>> Start Supplied material
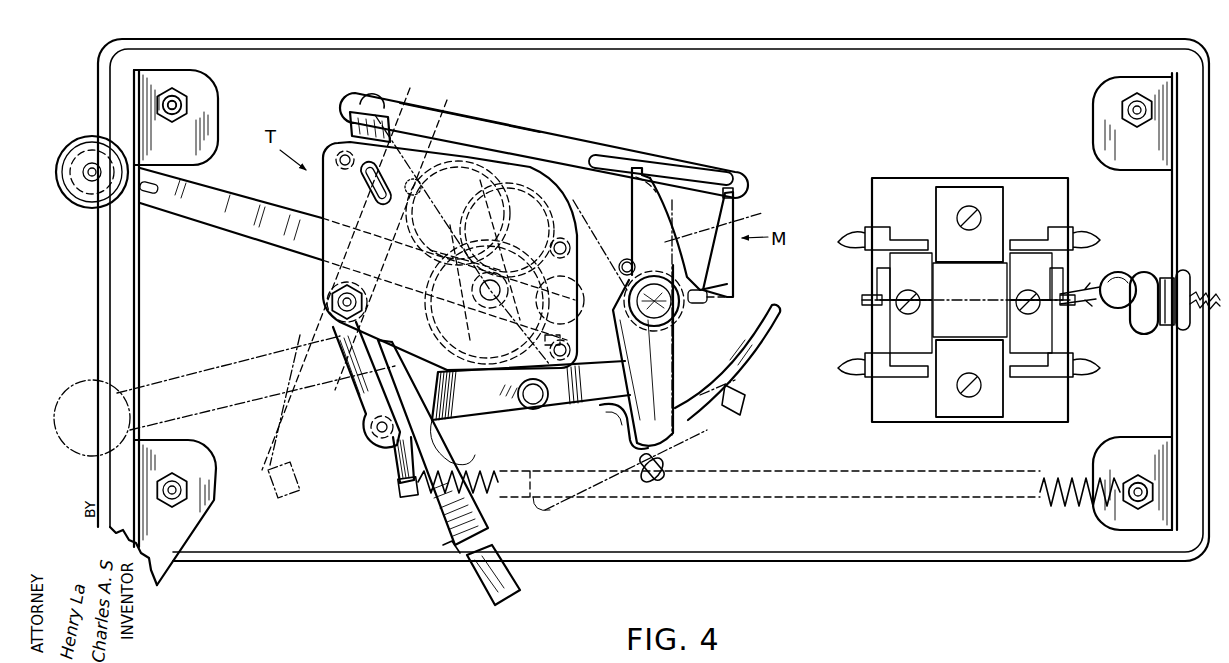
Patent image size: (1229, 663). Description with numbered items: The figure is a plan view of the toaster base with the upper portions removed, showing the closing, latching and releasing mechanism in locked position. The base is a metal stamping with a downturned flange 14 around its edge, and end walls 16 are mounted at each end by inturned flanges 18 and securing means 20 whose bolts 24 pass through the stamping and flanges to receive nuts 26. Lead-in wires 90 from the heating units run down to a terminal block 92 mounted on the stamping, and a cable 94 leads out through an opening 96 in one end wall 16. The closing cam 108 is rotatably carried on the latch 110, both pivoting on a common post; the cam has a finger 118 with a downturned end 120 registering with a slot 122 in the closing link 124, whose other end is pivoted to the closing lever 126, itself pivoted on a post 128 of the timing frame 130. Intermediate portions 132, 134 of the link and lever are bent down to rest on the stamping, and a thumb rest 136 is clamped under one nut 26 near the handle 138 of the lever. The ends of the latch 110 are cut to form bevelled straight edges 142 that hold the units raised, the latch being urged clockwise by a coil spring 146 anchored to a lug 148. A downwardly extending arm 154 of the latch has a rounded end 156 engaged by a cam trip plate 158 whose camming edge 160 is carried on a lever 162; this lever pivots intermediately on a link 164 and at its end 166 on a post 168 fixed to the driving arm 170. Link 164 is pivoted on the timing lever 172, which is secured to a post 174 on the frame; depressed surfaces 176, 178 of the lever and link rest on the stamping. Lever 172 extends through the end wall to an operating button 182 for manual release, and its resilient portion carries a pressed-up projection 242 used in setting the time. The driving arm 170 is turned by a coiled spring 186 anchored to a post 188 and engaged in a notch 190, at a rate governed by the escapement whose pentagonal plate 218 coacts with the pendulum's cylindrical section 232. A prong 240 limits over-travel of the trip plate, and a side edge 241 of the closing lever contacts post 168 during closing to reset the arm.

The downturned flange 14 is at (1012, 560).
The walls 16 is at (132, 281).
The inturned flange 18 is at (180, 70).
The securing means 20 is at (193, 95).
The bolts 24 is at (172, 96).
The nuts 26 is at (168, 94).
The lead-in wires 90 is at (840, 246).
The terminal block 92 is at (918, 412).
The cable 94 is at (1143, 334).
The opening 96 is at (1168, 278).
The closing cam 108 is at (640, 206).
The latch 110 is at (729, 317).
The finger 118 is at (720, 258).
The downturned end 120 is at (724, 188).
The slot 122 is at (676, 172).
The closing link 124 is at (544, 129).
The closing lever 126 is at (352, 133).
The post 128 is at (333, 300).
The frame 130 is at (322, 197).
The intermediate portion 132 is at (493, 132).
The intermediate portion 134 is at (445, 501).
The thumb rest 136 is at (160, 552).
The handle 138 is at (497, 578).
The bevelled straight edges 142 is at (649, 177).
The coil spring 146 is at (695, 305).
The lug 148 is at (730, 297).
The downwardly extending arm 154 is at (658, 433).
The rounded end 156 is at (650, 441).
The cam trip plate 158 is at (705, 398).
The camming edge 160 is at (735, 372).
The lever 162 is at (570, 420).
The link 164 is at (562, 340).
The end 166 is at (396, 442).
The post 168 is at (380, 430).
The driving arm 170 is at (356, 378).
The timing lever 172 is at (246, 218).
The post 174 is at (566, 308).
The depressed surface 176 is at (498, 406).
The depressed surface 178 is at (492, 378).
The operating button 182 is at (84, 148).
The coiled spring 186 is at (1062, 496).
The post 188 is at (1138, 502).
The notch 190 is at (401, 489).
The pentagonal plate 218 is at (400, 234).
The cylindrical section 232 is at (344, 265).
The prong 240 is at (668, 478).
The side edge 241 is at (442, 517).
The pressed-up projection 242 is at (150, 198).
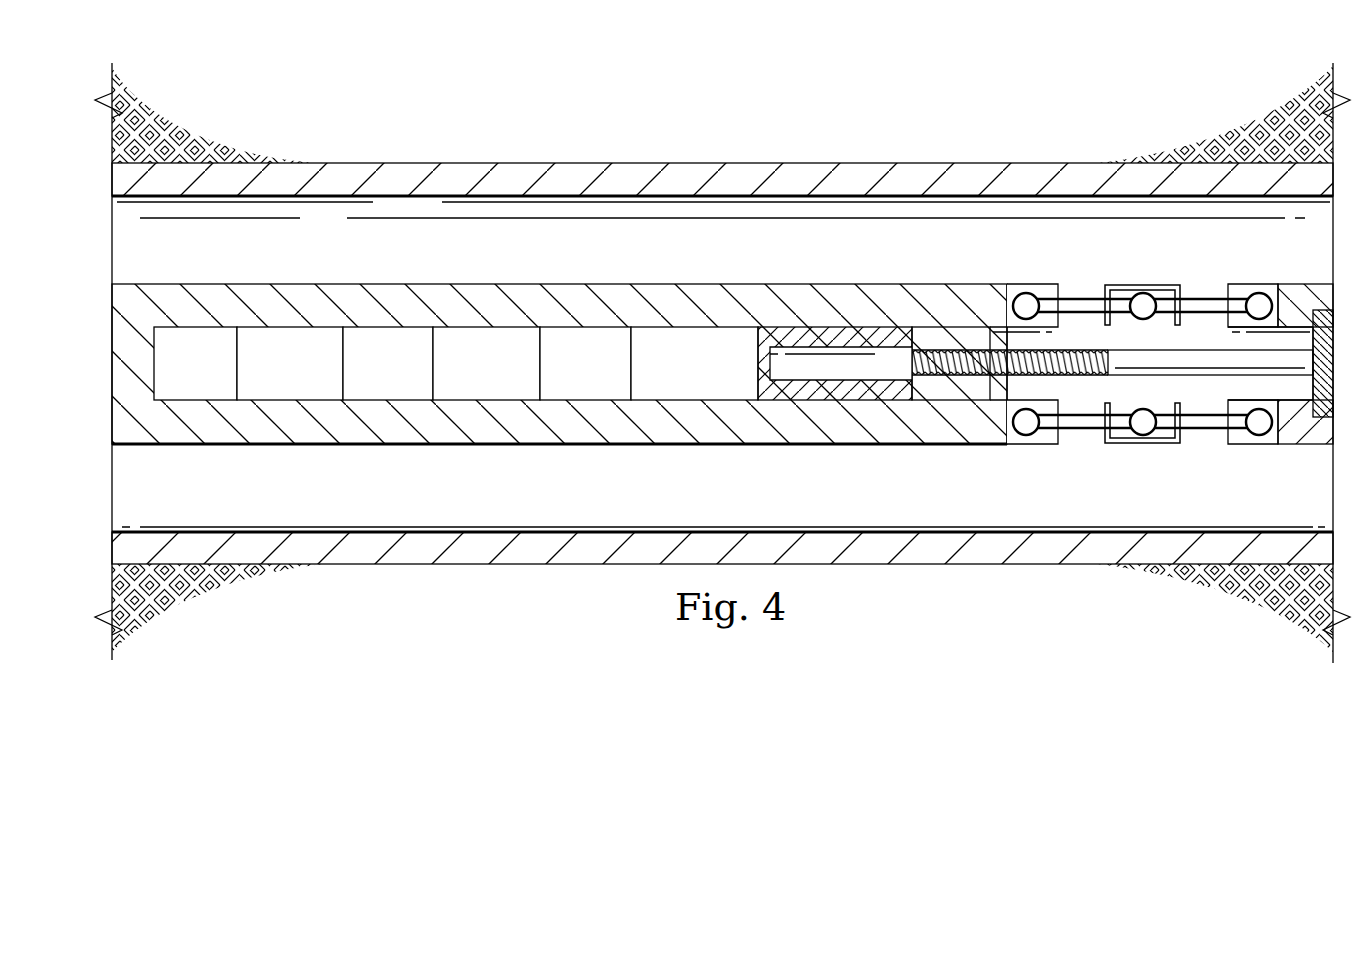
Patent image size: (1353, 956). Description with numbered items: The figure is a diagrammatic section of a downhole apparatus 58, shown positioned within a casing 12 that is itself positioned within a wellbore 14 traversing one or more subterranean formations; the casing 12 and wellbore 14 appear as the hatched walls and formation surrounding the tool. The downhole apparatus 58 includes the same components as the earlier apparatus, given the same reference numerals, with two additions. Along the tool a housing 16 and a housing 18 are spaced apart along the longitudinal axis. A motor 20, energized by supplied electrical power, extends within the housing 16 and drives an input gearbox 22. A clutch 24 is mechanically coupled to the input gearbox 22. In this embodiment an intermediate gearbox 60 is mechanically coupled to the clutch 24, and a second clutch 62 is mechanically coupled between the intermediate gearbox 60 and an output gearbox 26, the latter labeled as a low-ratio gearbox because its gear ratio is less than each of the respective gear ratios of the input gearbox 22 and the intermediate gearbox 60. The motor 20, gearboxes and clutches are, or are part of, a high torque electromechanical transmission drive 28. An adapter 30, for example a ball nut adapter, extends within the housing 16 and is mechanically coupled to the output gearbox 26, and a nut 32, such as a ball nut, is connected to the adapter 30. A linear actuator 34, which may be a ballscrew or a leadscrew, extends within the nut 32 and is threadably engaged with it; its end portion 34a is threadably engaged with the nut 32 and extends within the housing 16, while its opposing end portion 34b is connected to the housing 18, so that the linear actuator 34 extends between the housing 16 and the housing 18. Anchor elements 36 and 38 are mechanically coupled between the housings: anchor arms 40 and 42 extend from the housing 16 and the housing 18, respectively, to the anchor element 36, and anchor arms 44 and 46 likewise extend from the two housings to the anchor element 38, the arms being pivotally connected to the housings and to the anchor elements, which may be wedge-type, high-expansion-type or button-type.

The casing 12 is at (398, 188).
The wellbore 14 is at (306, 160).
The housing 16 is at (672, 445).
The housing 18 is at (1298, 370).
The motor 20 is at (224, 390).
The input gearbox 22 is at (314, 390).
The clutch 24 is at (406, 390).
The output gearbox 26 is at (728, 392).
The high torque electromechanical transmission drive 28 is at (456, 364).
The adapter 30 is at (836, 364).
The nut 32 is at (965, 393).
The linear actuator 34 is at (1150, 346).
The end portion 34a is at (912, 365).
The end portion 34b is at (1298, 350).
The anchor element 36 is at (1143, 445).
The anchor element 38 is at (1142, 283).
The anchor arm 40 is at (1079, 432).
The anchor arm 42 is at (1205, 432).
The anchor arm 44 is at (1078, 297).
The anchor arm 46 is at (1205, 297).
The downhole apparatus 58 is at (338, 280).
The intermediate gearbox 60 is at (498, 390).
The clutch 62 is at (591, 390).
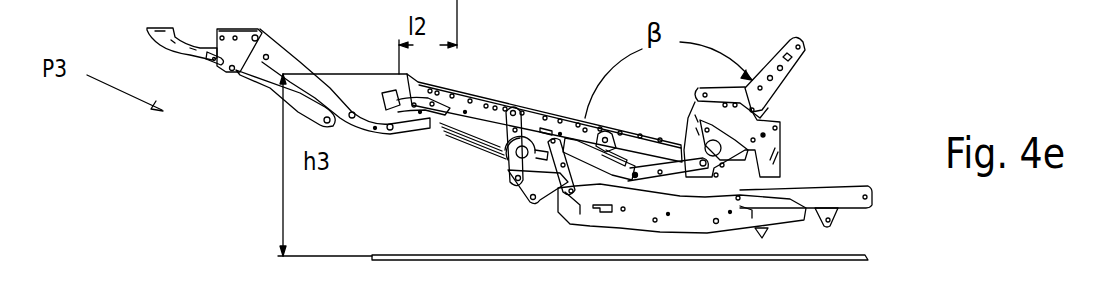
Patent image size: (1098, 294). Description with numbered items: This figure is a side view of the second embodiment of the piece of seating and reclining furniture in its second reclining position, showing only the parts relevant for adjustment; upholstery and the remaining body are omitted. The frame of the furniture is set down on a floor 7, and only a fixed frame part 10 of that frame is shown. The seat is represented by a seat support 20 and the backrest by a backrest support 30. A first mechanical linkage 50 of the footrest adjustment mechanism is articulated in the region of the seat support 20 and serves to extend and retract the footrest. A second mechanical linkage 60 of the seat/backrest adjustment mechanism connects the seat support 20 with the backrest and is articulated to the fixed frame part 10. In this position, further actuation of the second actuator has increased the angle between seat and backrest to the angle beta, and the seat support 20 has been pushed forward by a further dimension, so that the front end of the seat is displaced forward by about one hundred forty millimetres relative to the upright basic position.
>> End Supplied material
List every line in the entries above that contains the word "remaining".

Exercise result
Patent image size: (1098, 294). Description with numbered items: This figure is a side view of the second embodiment of the piece of seating and reclining furniture in its second reclining position, showing only the parts relevant for adjustment; upholstery and the remaining body are omitted. The frame of the furniture is set down on a floor 7, and only a fixed frame part 10 of that frame is shown. The seat is represented by a seat support 20 and the backrest by a backrest support 30. A first mechanical linkage 50 of the footrest adjustment mechanism is articulated in the region of the seat support 20 and serves to extend and retract the footrest. A second mechanical linkage 60 of the seat/backrest adjustment mechanism connects the seat support 20 with the backrest and is articulated to the fixed frame part 10. In this position, further actuation of the second actuator has increased the angle between seat and backrest to the angle beta, and the seat support 20 has been pushed forward by a further dimension, so that the front end of the seat is displaced forward by about one hundred forty millimetres relative to the upright basic position.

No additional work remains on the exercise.